Extracted records:
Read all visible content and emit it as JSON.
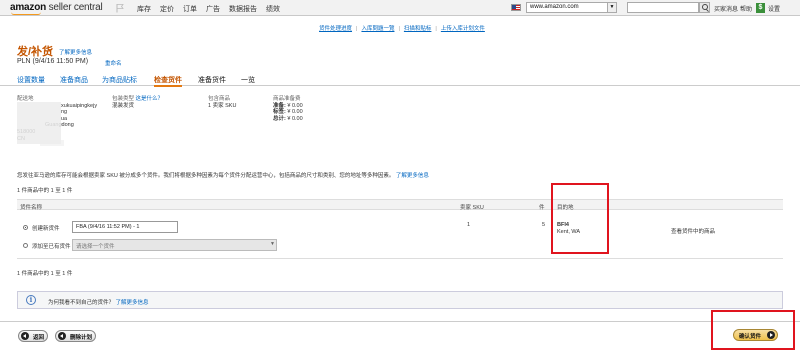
{
  "header": {
    "logo_main": "amazon",
    "logo_sub": " seller central",
    "nav": [
      "库存",
      "定价",
      "订单",
      "广告",
      "数据报告",
      "绩效"
    ],
    "marketplace": "www.amazon.com",
    "links": {
      "messages": "买家消息",
      "help": "帮助",
      "settings": "设置"
    },
    "dollar": "$"
  },
  "sublinks": [
    "货件处理进度",
    "入库問題一覽",
    "扫描和貼标",
    "上传入库计划文件"
  ],
  "page": {
    "title": "发/补货",
    "learn_more": "了解更多信息",
    "plan_name": "PLN (9/4/16 11:50 PM)",
    "rename": "重命名"
  },
  "steps": [
    "设置数量",
    "准备商品",
    "为商品贴标",
    "检查货件",
    "准备货件",
    "一览"
  ],
  "info": {
    "ship_from_label": "配送地",
    "ship_from_lines": [
      "xukuaipingkejy",
      "",
      "ng",
      "ua",
      "Guangdong",
      "518000",
      "CN"
    ],
    "pack_label": "包装类型",
    "pack_link": "这是什么？",
    "pack_value": "混装发货",
    "contents_label": "包含商品",
    "contents_value": "1 卖家 SKU",
    "prep_label": "商品准备费",
    "fees": [
      {
        "label": "准备:",
        "value": "¥ 0.00"
      },
      {
        "label": "标签:",
        "value": "¥ 0.00"
      },
      {
        "label": "总计:",
        "value": "¥ 0.00"
      }
    ]
  },
  "note": {
    "text": "您发往亚马逊的库存可能会根据卖家 SKU 被分成多个货件。我们将根据多种因素为每个货件分配运营中心，包括商品的尺寸和类别、您的地址等多种因素。",
    "link": "了解更多信息"
  },
  "count_top": "1 件商品中的 1 至 1 件",
  "count_bottom": "1 件商品中的 1 至 1 件",
  "table": {
    "headers": {
      "name": "货件名称",
      "sku": "卖家 SKU",
      "units": "件",
      "destination": "目的地"
    },
    "create_label": "创建新货件",
    "create_value": "FBA (9/4/16 11:52 PM) - 1",
    "add_label": "添加至已有货件",
    "add_placeholder": "请选择一个货件",
    "sku_count": "1",
    "units": "5",
    "dest_code": "BFI4",
    "dest_city": "Kent, WA",
    "view_link": "查看货件中的商品"
  },
  "help": {
    "question": "为何我看不到自己的货件？",
    "link": "了解更多信息"
  },
  "buttons": {
    "back": "返回",
    "delete": "删除计划",
    "confirm": "确认货件"
  }
}
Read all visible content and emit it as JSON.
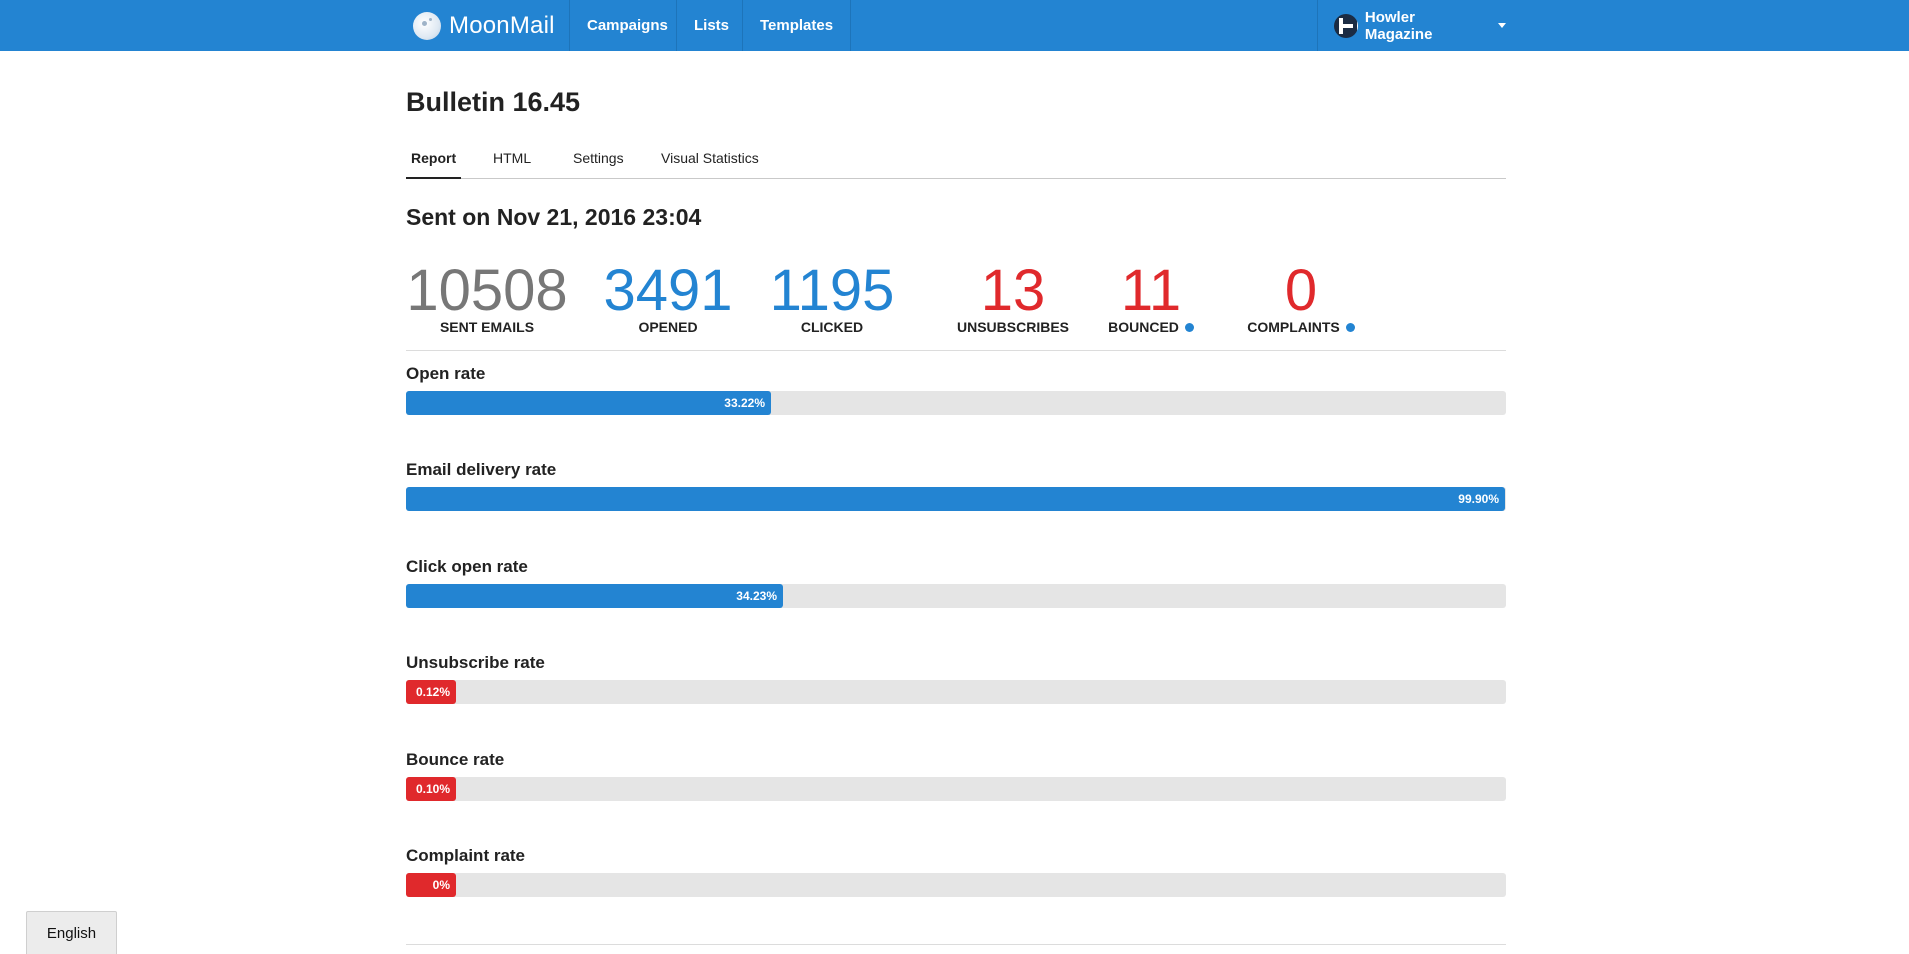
{
  "navbar": {
    "brand": "MoonMail",
    "links": [
      "Campaigns",
      "Lists",
      "Templates"
    ],
    "account": "Howler Magazine"
  },
  "page": {
    "title": "Bulletin 16.45",
    "tabs": [
      "Report",
      "HTML",
      "Settings",
      "Visual Statistics"
    ],
    "active_tab": "Report",
    "sent_on": "Sent on Nov 21, 2016 23:04"
  },
  "stats": [
    {
      "value": "10508",
      "label": "SENT EMAILS",
      "color": "#777777",
      "info": false
    },
    {
      "value": "3491",
      "label": "OPENED",
      "color": "#2384d2",
      "info": false
    },
    {
      "value": "1195",
      "label": "CLICKED",
      "color": "#2384d2",
      "info": false
    },
    {
      "value": "13",
      "label": "UNSUBSCRIBES",
      "color": "#e0292c",
      "info": false
    },
    {
      "value": "11",
      "label": "BOUNCED",
      "color": "#e0292c",
      "info": true
    },
    {
      "value": "0",
      "label": "COMPLAINTS",
      "color": "#e0292c",
      "info": true
    }
  ],
  "rates": [
    {
      "label": "Open rate",
      "value_text": "33.22%",
      "percent": 33.22,
      "color": "#2384d2"
    },
    {
      "label": "Email delivery rate",
      "value_text": "99.90%",
      "percent": 99.9,
      "color": "#2384d2"
    },
    {
      "label": "Click open rate",
      "value_text": "34.23%",
      "percent": 34.23,
      "color": "#2384d2"
    },
    {
      "label": "Unsubscribe rate",
      "value_text": "0.12%",
      "percent": 0.12,
      "color": "#e0292c"
    },
    {
      "label": "Bounce rate",
      "value_text": "0.10%",
      "percent": 0.1,
      "color": "#e0292c"
    },
    {
      "label": "Complaint rate",
      "value_text": "0%",
      "percent": 0,
      "color": "#e0292c"
    }
  ],
  "footer": {
    "language": "English"
  },
  "colors": {
    "primary": "#2384d2",
    "danger": "#e0292c",
    "muted": "#777777"
  }
}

Your task: Reproduce every entry exactly, but omit each picture.

Response to the exercise:
Read all visible content and emit it as JSON.
{
  "header": {
    "logo_main": "amazon",
    "logo_sub": " seller central",
    "nav": [
      "库存",
      "定价",
      "订单",
      "广告",
      "数据报告",
      "绩效"
    ],
    "marketplace": "www.amazon.com",
    "links": {
      "messages": "买家消息",
      "help": "帮助",
      "settings": "设置"
    },
    "dollar": "$"
  },
  "sublinks": [
    "货件处理进度",
    "入库問題一覽",
    "扫描和貼标",
    "上传入库计划文件"
  ],
  "page": {
    "title": "发/补货",
    "learn_more": "了解更多信息",
    "plan_name": "PLN (9/4/16 11:50 PM)",
    "rename": "重命名"
  },
  "steps": [
    "设置数量",
    "准备商品",
    "为商品贴标",
    "检查货件",
    "准备货件",
    "一览"
  ],
  "info": {
    "ship_from_label": "配送地",
    "ship_from_lines": [
      "xukuaipingkejy",
      "",
      "ng",
      "ua",
      "Guangdong",
      "518000",
      "CN"
    ],
    "pack_label": "包装类型",
    "pack_link": "这是什么？",
    "pack_value": "混装发货",
    "contents_label": "包含商品",
    "contents_value": "1 卖家 SKU",
    "prep_label": "商品准备费",
    "fees": [
      {
        "label": "准备:",
        "value": "¥ 0.00"
      },
      {
        "label": "标签:",
        "value": "¥ 0.00"
      },
      {
        "label": "总计:",
        "value": "¥ 0.00"
      }
    ]
  },
  "note": {
    "text": "您发往亚马逊的库存可能会根据卖家 SKU 被分成多个货件。我们将根据多种因素为每个货件分配运营中心，包括商品的尺寸和类别、您的地址等多种因素。",
    "link": "了解更多信息"
  },
  "count_top": "1 件商品中的 1 至 1 件",
  "count_bottom": "1 件商品中的 1 至 1 件",
  "table": {
    "headers": {
      "name": "货件名称",
      "sku": "卖家 SKU",
      "units": "件",
      "destination": "目的地"
    },
    "create_label": "创建新货件",
    "create_value": "FBA (9/4/16 11:52 PM) - 1",
    "add_label": "添加至已有货件",
    "add_placeholder": "请选择一个货件",
    "sku_count": "1",
    "units": "5",
    "dest_code": "BFI4",
    "dest_city": "Kent, WA",
    "view_link": "查看货件中的商品"
  },
  "help": {
    "question": "为何我看不到自己的货件？",
    "link": "了解更多信息"
  },
  "buttons": {
    "back": "返回",
    "delete": "删除计划",
    "confirm": "确认货件"
  }
}
Read all visible content and emit it as JSON.
{
  "navbar": {
    "brand": "MoonMail",
    "links": [
      "Campaigns",
      "Lists",
      "Templates"
    ],
    "account": "Howler Magazine"
  },
  "page": {
    "title": "Bulletin 16.45",
    "tabs": [
      "Report",
      "HTML",
      "Settings",
      "Visual Statistics"
    ],
    "active_tab": "Report",
    "sent_on": "Sent on Nov 21, 2016 23:04"
  },
  "stats": [
    {
      "value": "10508",
      "label": "SENT EMAILS",
      "color": "#777777",
      "info": false
    },
    {
      "value": "3491",
      "label": "OPENED",
      "color": "#2384d2",
      "info": false
    },
    {
      "value": "1195",
      "label": "CLICKED",
      "color": "#2384d2",
      "info": false
    },
    {
      "value": "13",
      "label": "UNSUBSCRIBES",
      "color": "#e0292c",
      "info": false
    },
    {
      "value": "11",
      "label": "BOUNCED",
      "color": "#e0292c",
      "info": true
    },
    {
      "value": "0",
      "label": "COMPLAINTS",
      "color": "#e0292c",
      "info": true
    }
  ],
  "rates": [
    {
      "label": "Open rate",
      "value_text": "33.22%",
      "percent": 33.22,
      "color": "#2384d2"
    },
    {
      "label": "Email delivery rate",
      "value_text": "99.90%",
      "percent": 99.9,
      "color": "#2384d2"
    },
    {
      "label": "Click open rate",
      "value_text": "34.23%",
      "percent": 34.23,
      "color": "#2384d2"
    },
    {
      "label": "Unsubscribe rate",
      "value_text": "0.12%",
      "percent": 0.12,
      "color": "#e0292c"
    },
    {
      "label": "Bounce rate",
      "value_text": "0.10%",
      "percent": 0.1,
      "color": "#e0292c"
    },
    {
      "label": "Complaint rate",
      "value_text": "0%",
      "percent": 0,
      "color": "#e0292c"
    }
  ],
  "footer": {
    "language": "English"
  },
  "colors": {
    "primary": "#2384d2",
    "danger": "#e0292c",
    "muted": "#777777"
  }
}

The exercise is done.